## WHAT YOU WILL DO
Report how many lines hold the string "Konzentrationsstörungen". Give the number and nothing else.

•••••

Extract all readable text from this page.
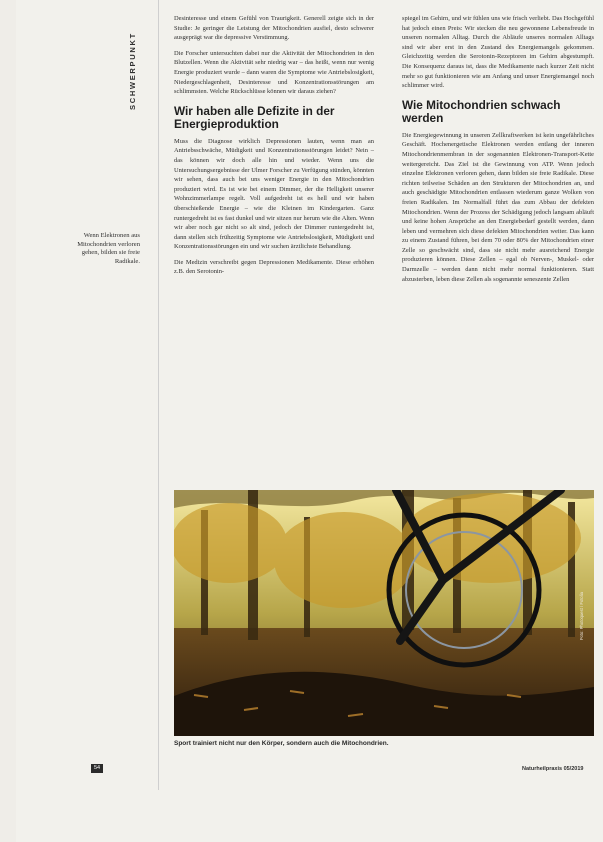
SCHWERPUNKT
Wenn Elektronen aus Mitochondrien verloren gehen, bilden sie freie Radikale.

Desinteresse und einem Gefühl von Traurigkeit. Generell zeigte sich in der Studie: Je geringer die Leistung der Mitochondrien ausfiel, desto schwerer ausgeprägt war die depressive Verstimmung.

Die Forscher untersuchten dabei nur die Aktivität der Mitochondrien in den Blutzellen. Wenn die Aktivität sehr niedrig war – das heißt, wenn nur wenig Energie produziert wurde – dann waren die Symptome wie Antriebslosigkeit, Niedergeschlagenheit, Desinteresse und Konzentrationsstörungen am schlimmsten. Welche Rückschlüsse können wir daraus ziehen?

Wir haben alle Defizite in der Energieproduktion

Muss die Diagnose wirklich Depressionen lauten, wenn man an Antriebsschwäche, Müdigkeit und Konzentrationsstörungen leidet? Nein – das können wir doch alle hin und wieder. Wenn uns die Untersuchungsergebnisse der Ulmer Forscher zu Verfügung stünden, könnten wir sehen, dass auch bei uns weniger Energie in den Mitochondrien produziert wird. Es ist wie bei einem Dimmer, der die Helligkeit unserer Wohnzimmerlampe regelt. Voll aufgedreht ist es hell und wir haben überschießende Energie – wie die Kleinen im Kindergarten. Ganz runtergedreht ist es fast dunkel und wir sitzen nur herum wie die Alten. Wenn wir aber noch gar nicht so alt sind, jedoch der Dimmer runtergedreht ist, dann stellen sich frühzeitig Symptome wie Antriebslosigkeit, Müdigkeit und Konzentrationsstörungen ein und wir suchen ärztlichste Behandlung.

Die Medizin verschreibt gegen Depressionen Medikamente. Diese erhöhen z.B. den Serotonin-

spiegel im Gehirn, und wir fühlen uns wie frisch verliebt. Das Hochgefühl hat jedoch einen Preis: Wir stecken die neu gewonnene Lebensfreude in unseren normalen Alltag. Durch die Abläufe unseres normalen Alltags sind wir aber erst in den Zustand des Energiemangels gekommen. Gleichzeitig werden die Serotonin-Rezeptoren im Gehirn abgestumpft. Die Konsequenz daraus ist, dass die Medikamente nach kurzer Zeit nicht mehr so gut funktionieren wie am Anfang und unser Energiemangel noch schlimmer wird.

Wie Mitochondrien schwach werden

Die Energiegewinnung in unseren Zellkraftwerken ist kein ungefährliches Geschäft. Hochenergetische Elektronen werden entlang der inneren Mitochondrienmembran in der sogenannten Elektronen-Transport-Kette weitergereicht. Das Ziel ist die Gewinnung von ATP. Wenn jedoch einzelne Elektronen verloren gehen, dann bilden sie freie Radikale. Diese richten teilweise Schäden an den Strukturen der Mitochondrien an, und auch geschädigte Mitochondrien entlassen wiederum ganze Wolken von freien Radikalen. Im Normalfall führt das zum Abbau der defekten Mitochondrien. Wenn der Prozess der Schädigung jedoch langsam abläuft und keine hohen Ansprüche an den Energiebedarf gestellt werden, dann leben und vermehren sich diese defekten Mitochondrien weiter. Das kann zu einem Zustand führen, bei dem 70 oder 80% der Mitochondrien einer Zelle so geschwächt sind, dass sie nicht mehr ausreichend Energie produzieren können. Diese Zellen – egal ob Nerven-, Muskel- oder Darmzelle – werden dann nicht mehr normal funktionieren. Statt abzusterben, leben diese Zellen als sogenannte seneszente Zellen

Foto: Photoquest / Fotolia
Sport trainiert nicht nur den Körper, sondern auch die Mitochondrien.
54	Naturheilpraxis 05/2019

•••••

## TASK SOLUTION
2